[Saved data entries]
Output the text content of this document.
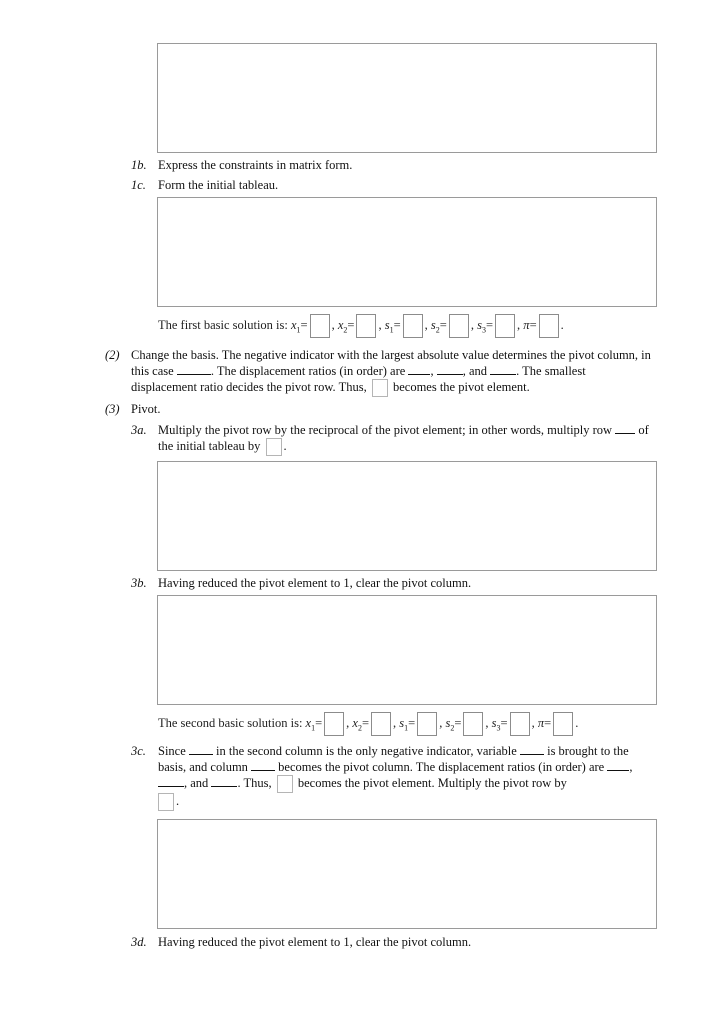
1b. Express the constraints in matrix form.
1c. Form the initial tableau.
The first basic solution is: $x_1=$ , $x_2=$ , $s_1=$ , $s_2=$ , $s_3=$ , π= .
(2) Change the basis. The negative indicator with the largest absolute value determines the pivot column, in this case	. The displacement ratios (in order) are , , and . The smallest displacement ratio decides the pivot row. Thus, becomes the pivot element.
(3) Pivot.
3a. Multiply the pivot row by the reciprocal of the pivot element; in other words, multiply row of the initial tableau by .
3b. Having reduced the pivot element to 1, clear the pivot column.
The second basic solution is: $x_1=$ , $x_2=$ , $s_1=$ , $s_2=$ , $s_3=$ , π= .
3c. Since in the second column is the only negative indicator, variable is brought to the basis, and column becomes the pivot column. The displacement ratios (in order) are , , and . Thus, becomes the pivot element. Multiply the pivot row by
.
3d. Having reduced the pivot element to 1, clear the pivot column.
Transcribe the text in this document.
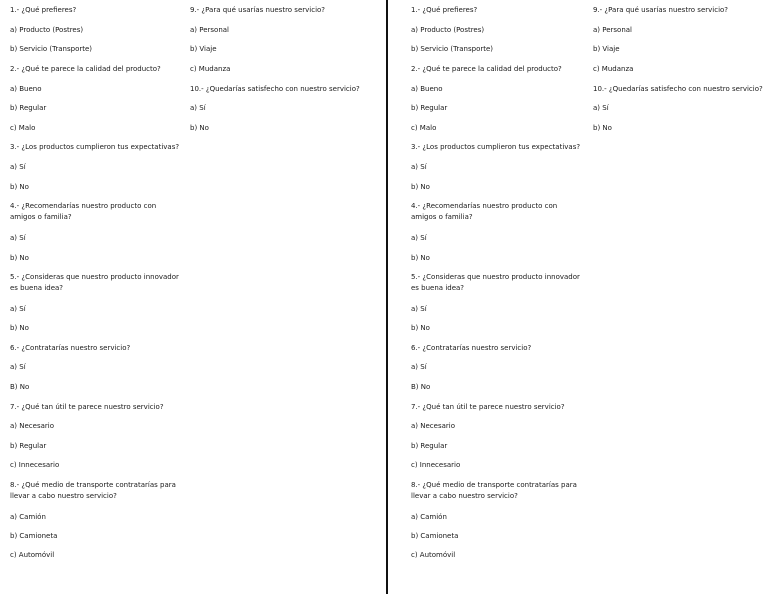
1.- ¿Qué prefieres?
a) Producto (Postres)
b) Servicio (Transporte)
2.- ¿Qué te parece la calidad del producto?
a) Bueno
b) Regular
c) Malo
3.- ¿Los productos cumplieron tus expectativas?
a) Sí
b) No
4.- ¿Recomendarías nuestro producto con
amigos o familia?
a) Sí
b) No
5.- ¿Consideras que nuestro producto innovador
es buena idea?
a) Sí
b) No
6.- ¿Contratarías nuestro servicio?
a) Sí
B) No
7.- ¿Qué tan útil te parece nuestro servicio?
a) Necesario
b) Regular
c) Innecesario
8.- ¿Qué medio de transporte contratarías para
llevar a cabo nuestro servicio?
a) Camión
b) Camioneta
c) Automóvil
9.- ¿Para qué usarías nuestro servicio?
a) Personal
b) Viaje
c) Mudanza
10.- ¿Quedarías satisfecho con nuestro servicio?
a) Sí
b) No
1.- ¿Qué prefieres?
a) Producto (Postres)
b) Servicio (Transporte)
2.- ¿Qué te parece la calidad del producto?
a) Bueno
b) Regular
c) Malo
3.- ¿Los productos cumplieron tus expectativas?
a) Sí
b) No
4.- ¿Recomendarías nuestro producto con
amigos o familia?
a) Sí
b) No
5.- ¿Consideras que nuestro producto innovador
es buena idea?
a) Sí
b) No
6.- ¿Contratarías nuestro servicio?
a) Sí
B) No
7.- ¿Qué tan útil te parece nuestro servicio?
a) Necesario
b) Regular
c) Innecesario
8.- ¿Qué medio de transporte contratarías para
llevar a cabo nuestro servicio?
a) Camión
b) Camioneta
c) Automóvil
9.- ¿Para qué usarías nuestro servicio?
a) Personal
b) Viaje
c) Mudanza
10.- ¿Quedarías satisfecho con nuestro servicio?
a) Sí
b) No
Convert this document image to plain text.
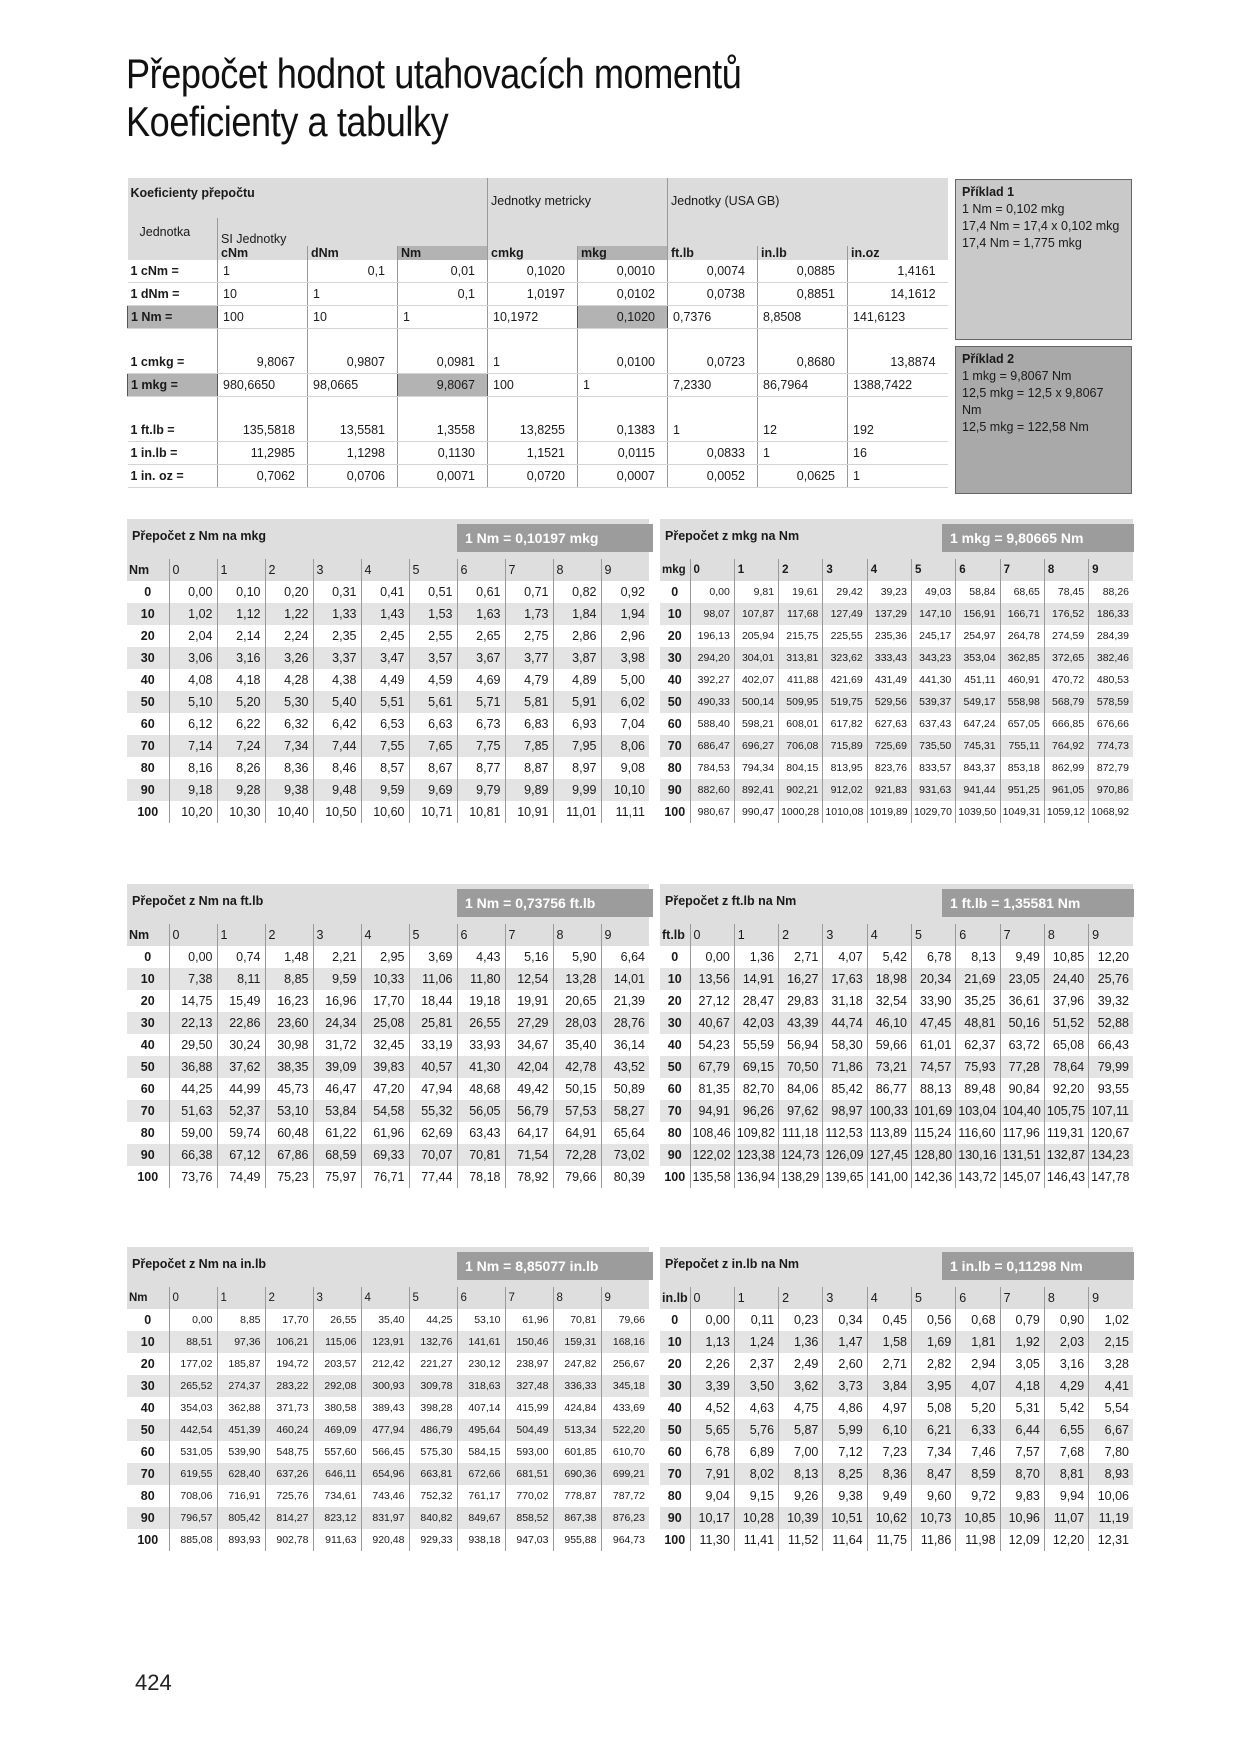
Přepočet hodnot utahovacích momentů
Koeficienty a tabulky
Koeficienty přepočtu				Jednotky metricky		Jednotky (USA GB)		
Jednotka	SI Jednotky							
	cNm	dNm	Nm	cmkg	mkg	ft.lb	in.lb	in.oz
1 cNm =	1	0,1	0,01	0,1020	0,0010	0,0074	0,0885	1,4161
1 dNm =	10	1	0,1	1,0197	0,0102	0,0738	0,8851	14,1612
1 Nm =	100	10	1	10,1972	0,1020	0,7376	8,8508	141,6123

1 cmkg =	9,8067	0,9807	0,0981	1	0,0100	0,0723	0,8680	13,8874
1 mkg =	980,6650	98,0665	9,8067	100	1	7,2330	86,7964	1388,7422

1 ft.lb =	135,5818	13,5581	1,3558	13,8255	0,1383	1	12	192
1 in.lb =	11,2985	1,1298	0,1130	1,1521	0,0115	0,0833	1	16
1 in. oz =	0,7062	0,0706	0,0071	0,0720	0,0007	0,0052	0,0625	1
Příklad 1
1 Nm = 0,102 mkg
17,4 Nm = 17,4 x 0,102 mkg
17,4 Nm = 1,775 mkg
Příklad 2
1 mkg = 9,8067 Nm
12,5 mkg = 12,5 x 9,8067 Nm
12,5 mkg = 122,58 Nm
Přepočet z Nm na mkg	1 Nm = 0,10197 mkg
Nm	0	1	2	3	4	5	6	7	8	9
0	0,00	0,10	0,20	0,31	0,41	0,51	0,61	0,71	0,82	0,92
10	1,02	1,12	1,22	1,33	1,43	1,53	1,63	1,73	1,84	1,94
20	2,04	2,14	2,24	2,35	2,45	2,55	2,65	2,75	2,86	2,96
30	3,06	3,16	3,26	3,37	3,47	3,57	3,67	3,77	3,87	3,98
40	4,08	4,18	4,28	4,38	4,49	4,59	4,69	4,79	4,89	5,00
50	5,10	5,20	5,30	5,40	5,51	5,61	5,71	5,81	5,91	6,02
60	6,12	6,22	6,32	6,42	6,53	6,63	6,73	6,83	6,93	7,04
70	7,14	7,24	7,34	7,44	7,55	7,65	7,75	7,85	7,95	8,06
80	8,16	8,26	8,36	8,46	8,57	8,67	8,77	8,87	8,97	9,08
90	9,18	9,28	9,38	9,48	9,59	9,69	9,79	9,89	9,99	10,10
100	10,20	10,30	10,40	10,50	10,60	10,71	10,81	10,91	11,01	11,11
Přepočet z mkg na Nm	1 mkg = 9,80665 Nm
mkg	0	1	2	3	4	5	6	7	8	9
0	0,00	9,81	19,61	29,42	39,23	49,03	58,84	68,65	78,45	88,26
10	98,07	107,87	117,68	127,49	137,29	147,10	156,91	166,71	176,52	186,33
20	196,13	205,94	215,75	225,55	235,36	245,17	254,97	264,78	274,59	284,39
30	294,20	304,01	313,81	323,62	333,43	343,23	353,04	362,85	372,65	382,46
40	392,27	402,07	411,88	421,69	431,49	441,30	451,11	460,91	470,72	480,53
50	490,33	500,14	509,95	519,75	529,56	539,37	549,17	558,98	568,79	578,59
60	588,40	598,21	608,01	617,82	627,63	637,43	647,24	657,05	666,85	676,66
70	686,47	696,27	706,08	715,89	725,69	735,50	745,31	755,11	764,92	774,73
80	784,53	794,34	804,15	813,95	823,76	833,57	843,37	853,18	862,99	872,79
90	882,60	892,41	902,21	912,02	921,83	931,63	941,44	951,25	961,05	970,86
100	980,67	990,47	1000,28	1010,08	1019,89	1029,70	1039,50	1049,31	1059,12	1068,92
Přepočet z Nm na ft.lb	1 Nm = 0,73756 ft.lb
Nm	0	1	2	3	4	5	6	7	8	9
0	0,00	0,74	1,48	2,21	2,95	3,69	4,43	5,16	5,90	6,64
10	7,38	8,11	8,85	9,59	10,33	11,06	11,80	12,54	13,28	14,01
20	14,75	15,49	16,23	16,96	17,70	18,44	19,18	19,91	20,65	21,39
30	22,13	22,86	23,60	24,34	25,08	25,81	26,55	27,29	28,03	28,76
40	29,50	30,24	30,98	31,72	32,45	33,19	33,93	34,67	35,40	36,14
50	36,88	37,62	38,35	39,09	39,83	40,57	41,30	42,04	42,78	43,52
60	44,25	44,99	45,73	46,47	47,20	47,94	48,68	49,42	50,15	50,89
70	51,63	52,37	53,10	53,84	54,58	55,32	56,05	56,79	57,53	58,27
80	59,00	59,74	60,48	61,22	61,96	62,69	63,43	64,17	64,91	65,64
90	66,38	67,12	67,86	68,59	69,33	70,07	70,81	71,54	72,28	73,02
100	73,76	74,49	75,23	75,97	76,71	77,44	78,18	78,92	79,66	80,39
Přepočet z ft.lb na Nm	1 ft.lb = 1,35581 Nm
ft.lb	0	1	2	3	4	5	6	7	8	9
0	0,00	1,36	2,71	4,07	5,42	6,78	8,13	9,49	10,85	12,20
10	13,56	14,91	16,27	17,63	18,98	20,34	21,69	23,05	24,40	25,76
20	27,12	28,47	29,83	31,18	32,54	33,90	35,25	36,61	37,96	39,32
30	40,67	42,03	43,39	44,74	46,10	47,45	48,81	50,16	51,52	52,88
40	54,23	55,59	56,94	58,30	59,66	61,01	62,37	63,72	65,08	66,43
50	67,79	69,15	70,50	71,86	73,21	74,57	75,93	77,28	78,64	79,99
60	81,35	82,70	84,06	85,42	86,77	88,13	89,48	90,84	92,20	93,55
70	94,91	96,26	97,62	98,97	100,33	101,69	103,04	104,40	105,75	107,11
80	108,46	109,82	111,18	112,53	113,89	115,24	116,60	117,96	119,31	120,67
90	122,02	123,38	124,73	126,09	127,45	128,80	130,16	131,51	132,87	134,23
100	135,58	136,94	138,29	139,65	141,00	142,36	143,72	145,07	146,43	147,78
Přepočet z Nm na in.lb	1 Nm = 8,85077 in.lb
Nm	0	1	2	3	4	5	6	7	8	9
0	0,00	8,85	17,70	26,55	35,40	44,25	53,10	61,96	70,81	79,66
10	88,51	97,36	106,21	115,06	123,91	132,76	141,61	150,46	159,31	168,16
20	177,02	185,87	194,72	203,57	212,42	221,27	230,12	238,97	247,82	256,67
30	265,52	274,37	283,22	292,08	300,93	309,78	318,63	327,48	336,33	345,18
40	354,03	362,88	371,73	380,58	389,43	398,28	407,14	415,99	424,84	433,69
50	442,54	451,39	460,24	469,09	477,94	486,79	495,64	504,49	513,34	522,20
60	531,05	539,90	548,75	557,60	566,45	575,30	584,15	593,00	601,85	610,70
70	619,55	628,40	637,26	646,11	654,96	663,81	672,66	681,51	690,36	699,21
80	708,06	716,91	725,76	734,61	743,46	752,32	761,17	770,02	778,87	787,72
90	796,57	805,42	814,27	823,12	831,97	840,82	849,67	858,52	867,38	876,23
100	885,08	893,93	902,78	911,63	920,48	929,33	938,18	947,03	955,88	964,73
Přepočet z in.lb na Nm	1 in.lb = 0,11298 Nm
in.lb	0	1	2	3	4	5	6	7	8	9
0	0,00	0,11	0,23	0,34	0,45	0,56	0,68	0,79	0,90	1,02
10	1,13	1,24	1,36	1,47	1,58	1,69	1,81	1,92	2,03	2,15
20	2,26	2,37	2,49	2,60	2,71	2,82	2,94	3,05	3,16	3,28
30	3,39	3,50	3,62	3,73	3,84	3,95	4,07	4,18	4,29	4,41
40	4,52	4,63	4,75	4,86	4,97	5,08	5,20	5,31	5,42	5,54
50	5,65	5,76	5,87	5,99	6,10	6,21	6,33	6,44	6,55	6,67
60	6,78	6,89	7,00	7,12	7,23	7,34	7,46	7,57	7,68	7,80
70	7,91	8,02	8,13	8,25	8,36	8,47	8,59	8,70	8,81	8,93
80	9,04	9,15	9,26	9,38	9,49	9,60	9,72	9,83	9,94	10,06
90	10,17	10,28	10,39	10,51	10,62	10,73	10,85	10,96	11,07	11,19
100	11,30	11,41	11,52	11,64	11,75	11,86	11,98	12,09	12,20	12,31
424
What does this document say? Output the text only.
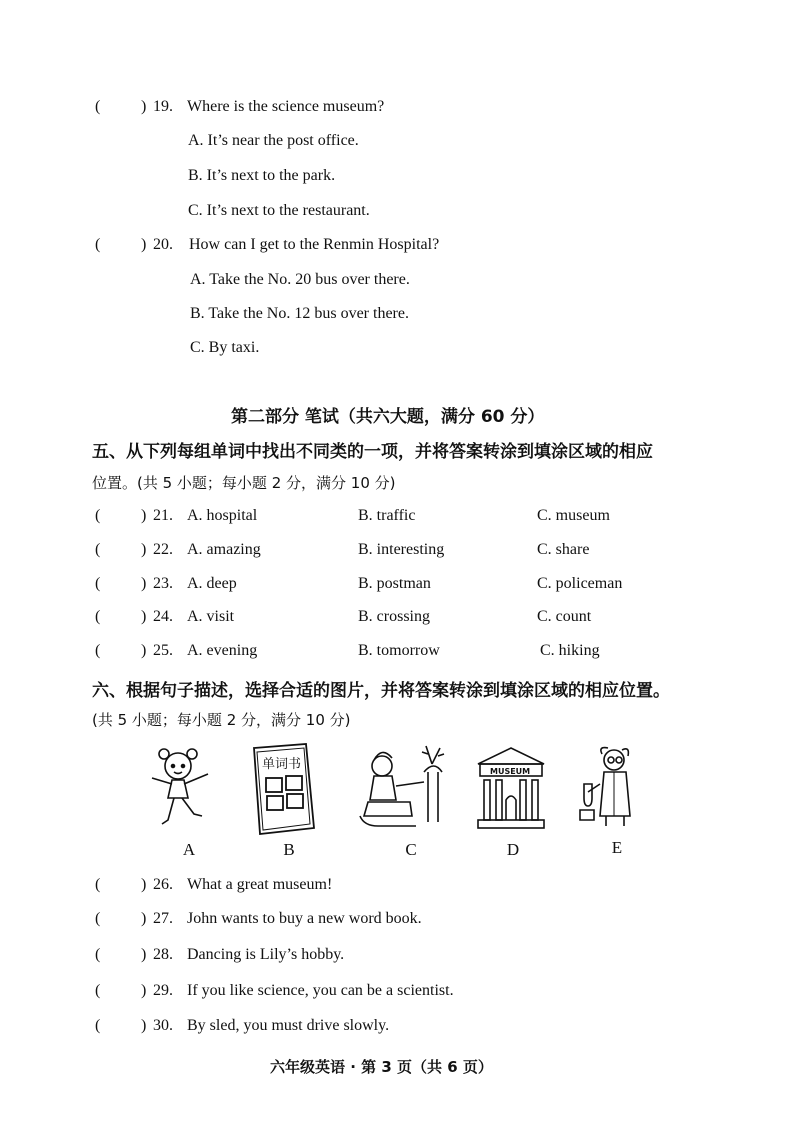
(	) 19. Where is the science museum?
A. It’s near the post office.
B. It’s next to the park.
C. It’s next to the restaurant.
(	) 20. How can I get to the Renmin Hospital?
A. Take the No. 20 bus over there.
B. Take the No. 12 bus over there.
C. By taxi.
第二部分 笔试（共六大题，满分 60 分）
五、从下列每组单词中找出不同类的一项，并将答案转涂到填涂区域的相应
位置。(共 5 小题；每小题 2 分，满分 10 分)
(	) 21. A. hospital	B. traffic	C. museum
(	) 22. A. amazing	B. interesting	C. share
(	) 23. A. deep	B. postman	C. policeman
(	) 24. A. visit	B. crossing	C. count
(	) 25. A. evening	B. tomorrow	C. hiking
六、根据句子描述，选择合适的图片，并将答案转涂到填涂区域的相应位置。
(共 5 小题；每小题 2 分，满分 10 分)
A
单词书
B	C
MUSEUM
D	E
(	) 26. What a great museum!
(	) 27. John wants to buy a new word book.
(	) 28. Dancing is Lily’s hobby.
(	) 29. If you like science, you can be a scientist.
(	) 30. By sled, you must drive slowly.
六年级英语 · 第 3 页（共 6 页）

» **Problem**
With pictures left out, extract the lines from the one containing "What does this" to the end of the material above, both included, exactly as written.

» **Exercise response**
What does this document say? Output the text only.
(	) 19. Where is the science museum?
A. It’s near the post office.
B. It’s next to the park.
C. It’s next to the restaurant.
(	) 20. How can I get to the Renmin Hospital?
A. Take the No. 20 bus over there.
B. Take the No. 12 bus over there.
C. By taxi.
第二部分 笔试（共六大题，满分 60 分）
五、从下列每组单词中找出不同类的一项，并将答案转涂到填涂区域的相应
位置。(共 5 小题；每小题 2 分，满分 10 分)
(	) 21. A. hospital	B. traffic	C. museum
(	) 22. A. amazing	B. interesting	C. share
(	) 23. A. deep	B. postman	C. policeman
(	) 24. A. visit	B. crossing	C. count
(	) 25. A. evening	B. tomorrow	C. hiking
六、根据句子描述，选择合适的图片，并将答案转涂到填涂区域的相应位置。
(共 5 小题；每小题 2 分，满分 10 分)
A
单词书
B	C
MUSEUM
D	E
(	) 26. What a great museum!
(	) 27. John wants to buy a new word book.
(	) 28. Dancing is Lily’s hobby.
(	) 29. If you like science, you can be a scientist.
(	) 30. By sled, you must drive slowly.
六年级英语 · 第 3 页（共 6 页）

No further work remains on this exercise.